*The task:* What is the number of lines in the data holding the word "pubbliche"? Give that number by itself.

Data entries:
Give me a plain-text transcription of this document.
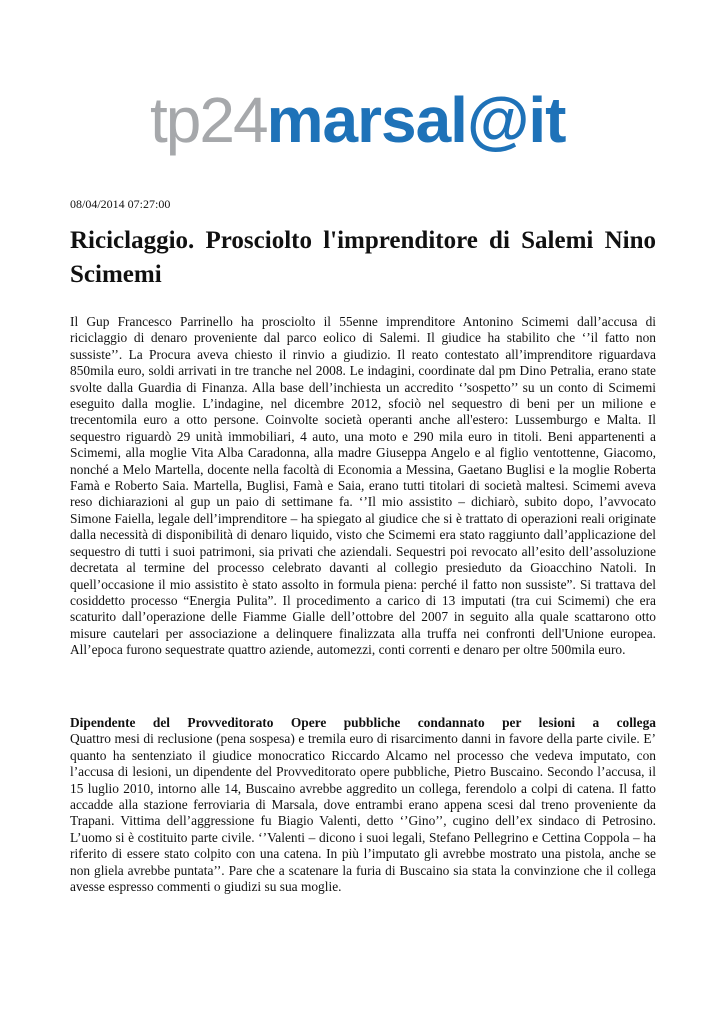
tp24marsal@it
08/04/2014 07:27:00
Riciclaggio. Prosciolto l'imprenditore di Salemi Nino Scimemi

Il Gup Francesco Parrinello ha prosciolto il 55enne imprenditore Antonino Scimemi dall’accusa di riciclaggio di denaro proveniente dal parco eolico di Salemi. Il giudice ha stabilito che ‘’il fatto non sussiste’’. La Procura aveva chiesto il rinvio a giudizio. Il reato contestato all’imprenditore riguardava 850mila euro, soldi arrivati in tre tranche nel 2008. Le indagini, coordinate dal pm Dino Petralia, erano state svolte dalla Guardia di Finanza. Alla base dell’inchiesta un accredito ‘’sospetto’’ su un conto di Scimemi eseguito dalla moglie. L’indagine, nel dicembre 2012, sfociò nel sequestro di beni per un milione e trecentomila euro a otto persone. Coinvolte società operanti anche all'estero: Lussemburgo e Malta. Il sequestro riguardò 29 unità immobiliari, 4 auto, una moto e 290 mila euro in titoli. Beni appartenenti a Scimemi, alla moglie Vita Alba Caradonna, alla madre Giuseppa Angelo e al figlio ventottenne, Giacomo, nonché a Melo Martella, docente nella facoltà di Economia a Messina, Gaetano Buglisi e la moglie Roberta Famà e Roberto Saia. Martella, Buglisi, Famà e Saia, erano tutti titolari di società maltesi. Scimemi aveva reso dichiarazioni al gup un paio di settimane fa. ‘’Il mio assistito – dichiarò, subito dopo, l’avvocato Simone Faiella, legale dell’imprenditore – ha spiegato al giudice che si è trattato di operazioni reali originate dalla necessità di disponibilità di denaro liquido, visto che Scimemi era stato raggiunto dall’applicazione del sequestro di tutti i suoi patrimoni, sia privati che aziendali. Sequestri poi revocato all’esito dell’assoluzione decretata al termine del processo celebrato davanti al collegio presieduto da Gioacchino Natoli. In quell’occasione il mio assistito è stato assolto in formula piena: perché il fatto non sussiste”. Si trattava del cosiddetto processo “Energia Pulita”. Il procedimento a carico di 13 imputati (tra cui Scimemi) che era scaturito dall’operazione delle Fiamme Gialle dell’ottobre del 2007 in seguito alla quale scattarono otto misure cautelari per associazione a delinquere finalizzata alla truffa nei confronti dell'Unione europea. All’epoca furono sequestrate quattro aziende, automezzi, conti correnti e denaro per oltre 500mila euro.

Dipendente del Provveditorato Opere pubbliche condannato per lesioni a collega
Quattro mesi di reclusione (pena sospesa) e tremila euro di risarcimento danni in favore della parte civile. E’ quanto ha sentenziato il giudice monocratico Riccardo Alcamo nel processo che vedeva imputato, con l’accusa di lesioni, un dipendente del Provveditorato opere pubbliche, Pietro Buscaino. Secondo l’accusa, il 15 luglio 2010, intorno alle 14, Buscaino avrebbe aggredito un collega, ferendolo a colpi di catena. Il fatto accadde alla stazione ferroviaria di Marsala, dove entrambi erano appena scesi dal treno proveniente da Trapani. Vittima dell’aggressione fu Biagio Valenti, detto ‘’Gino’’, cugino dell’ex sindaco di Petrosino. L’uomo si è costituito parte civile. ‘’Valenti – dicono i suoi legali, Stefano Pellegrino e Cettina Coppola – ha riferito di essere stato colpito con una catena. In più l’imputato gli avrebbe mostrato una pistola, anche se non gliela avrebbe puntata’’. Pare che a scatenare la furia di Buscaino sia stata la convinzione che il collega avesse espresso commenti o giudizi su sua moglie.
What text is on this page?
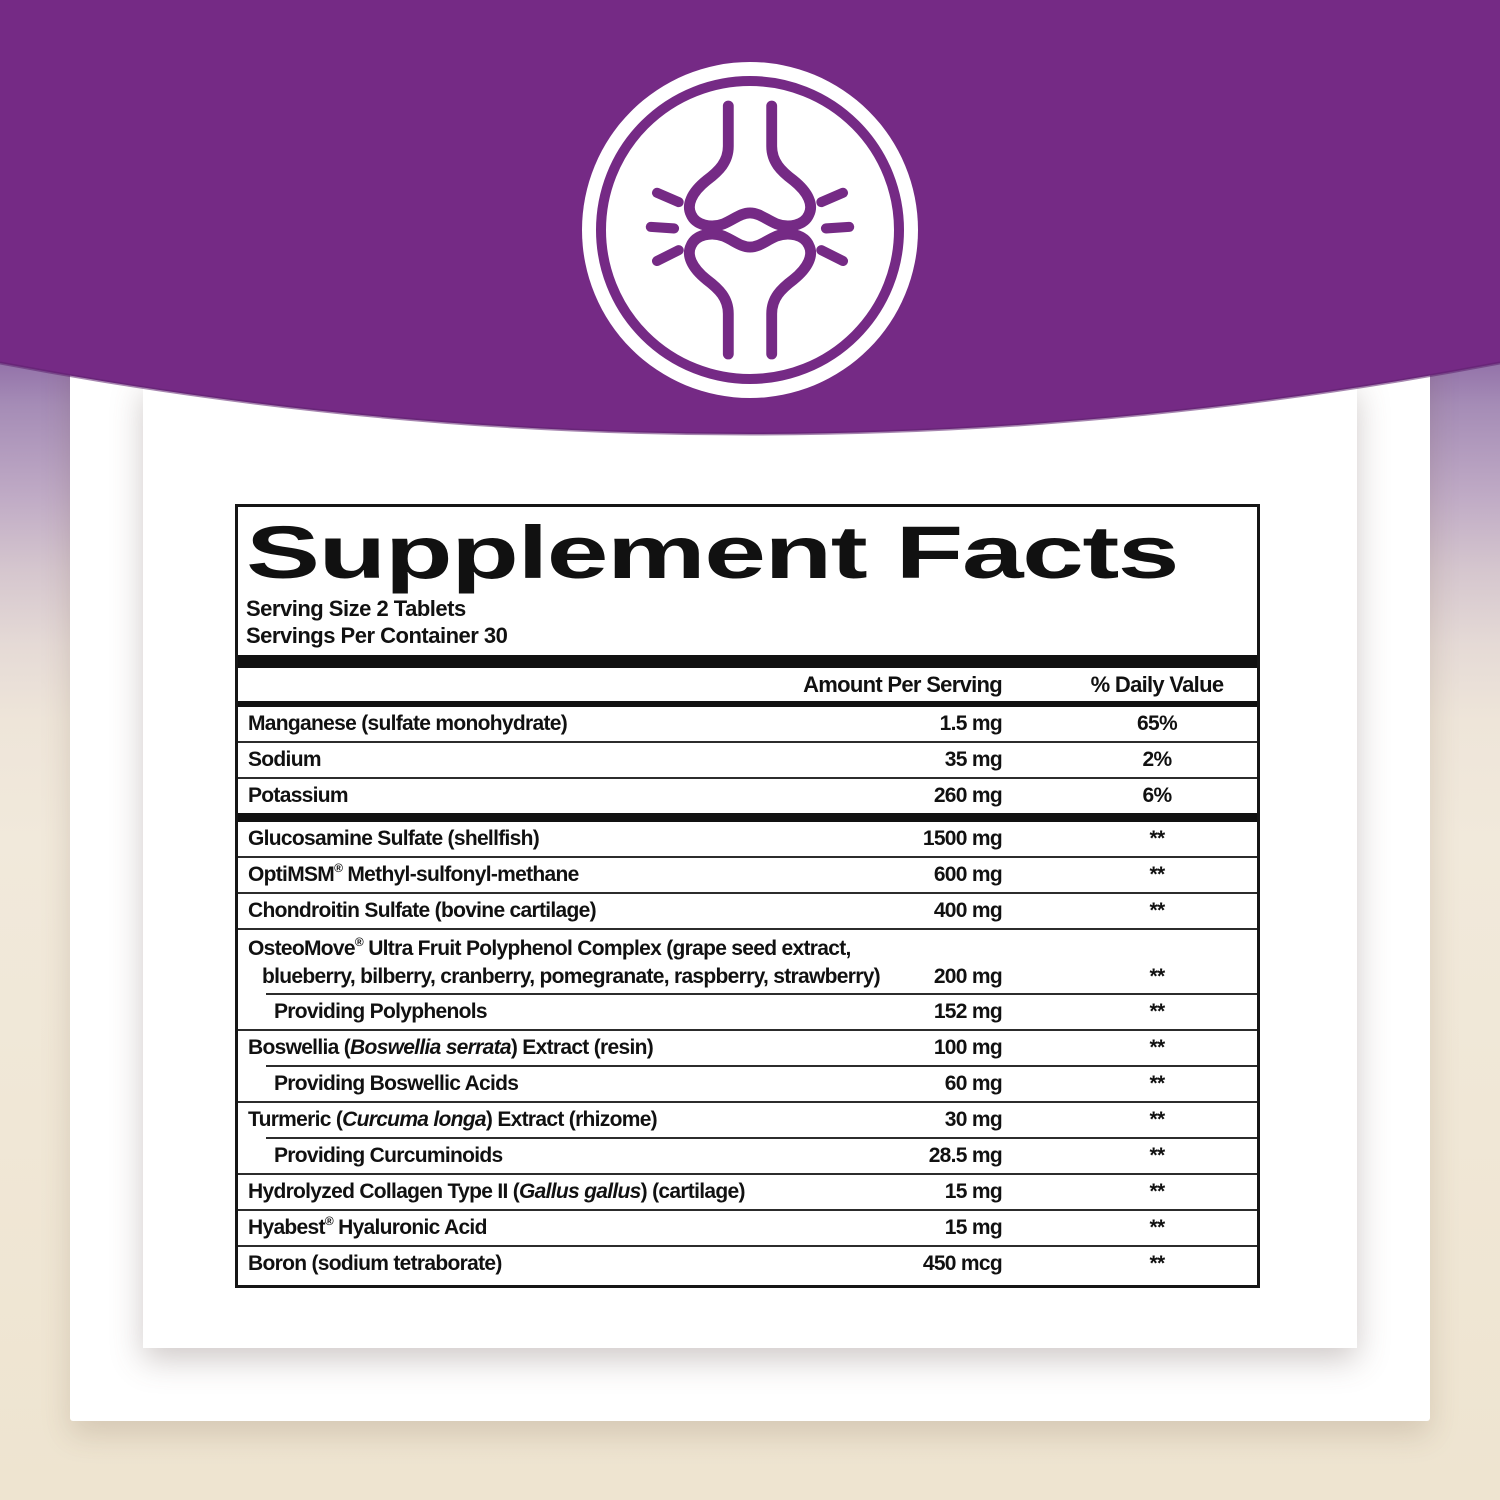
Supplement Facts
Serving Size 2 Tablets
Servings Per Container 30
Amount Per Serving	% Daily Value
Manganese (sulfate monohydrate)	1.5 mg	65%
Sodium	35 mg	2%
Potassium	260 mg	6%
Glucosamine Sulfate (shellfish)	1500 mg	**
OptiMSM® Methyl-sulfonyl-methane	600 mg	**
Chondroitin Sulfate (bovine cartilage)	400 mg	**
OsteoMove® Ultra Fruit Polyphenol Complex (grape seed extract,
blueberry, bilberry, cranberry, pomegranate, raspberry, strawberry)	200 mg	**
Providing Polyphenols	152 mg	**
Boswellia (Boswellia serrata) Extract (resin)	100 mg	**
Providing Boswellic Acids	60 mg	**
Turmeric (Curcuma longa) Extract (rhizome)	30 mg	**
Providing Curcuminoids	28.5 mg	**
Hydrolyzed Collagen Type II (Gallus gallus) (cartilage)	15 mg	**
Hyabest® Hyaluronic Acid	15 mg	**
Boron (sodium tetraborate)	450 mcg	**
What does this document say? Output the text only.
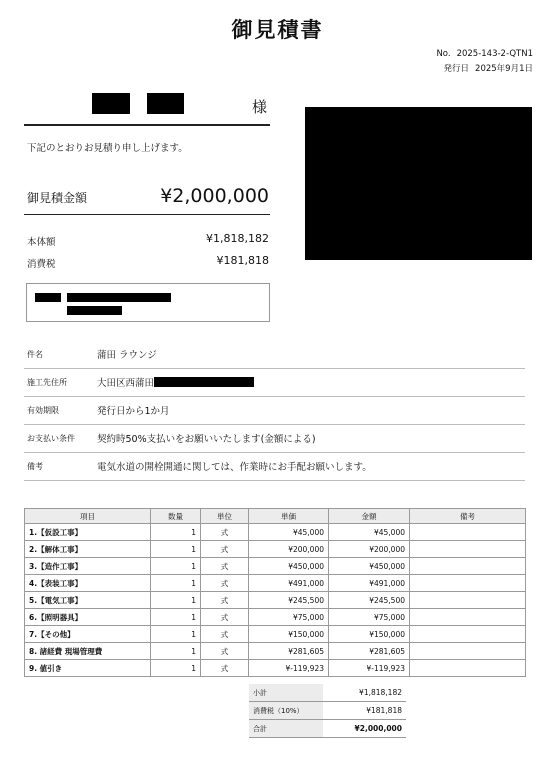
御見積書
No. 2025-143-2-QTN1
発行日 2025年9月1日
様
下記のとおりお見積り申し上げます。
御見積金額	¥2,000,000
本体額	¥1,818,182
消費税	¥181,818
件名	蒲田 ラウンジ
施工先住所	大田区西蒲田
有効期限	発行日から1か月
お支払い条件	契約時50%支払いをお願いいたします(金額による)
備考	電気水道の開栓開通に関しては、作業時にお手配お願いします。
項目	数量	単位	単価	金額	備考
1.【仮設工事】	1	式	¥45,000	¥45,000	
2.【解体工事】	1	式	¥200,000	¥200,000	
3.【造作工事】	1	式	¥450,000	¥450,000	
4.【表装工事】	1	式	¥491,000	¥491,000	
5.【電気工事】	1	式	¥245,500	¥245,500	
6.【照明器具】	1	式	¥75,000	¥75,000	
7.【その他】	1	式	¥150,000	¥150,000	
8. 諸経費 現場管理費	1	式	¥281,605	¥281,605	
9. 値引き	1	式	¥-119,923	¥-119,923	
小計	¥1,818,182
消費税（10%）	¥181,818
合計	¥2,000,000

*Response to this exercise:* 2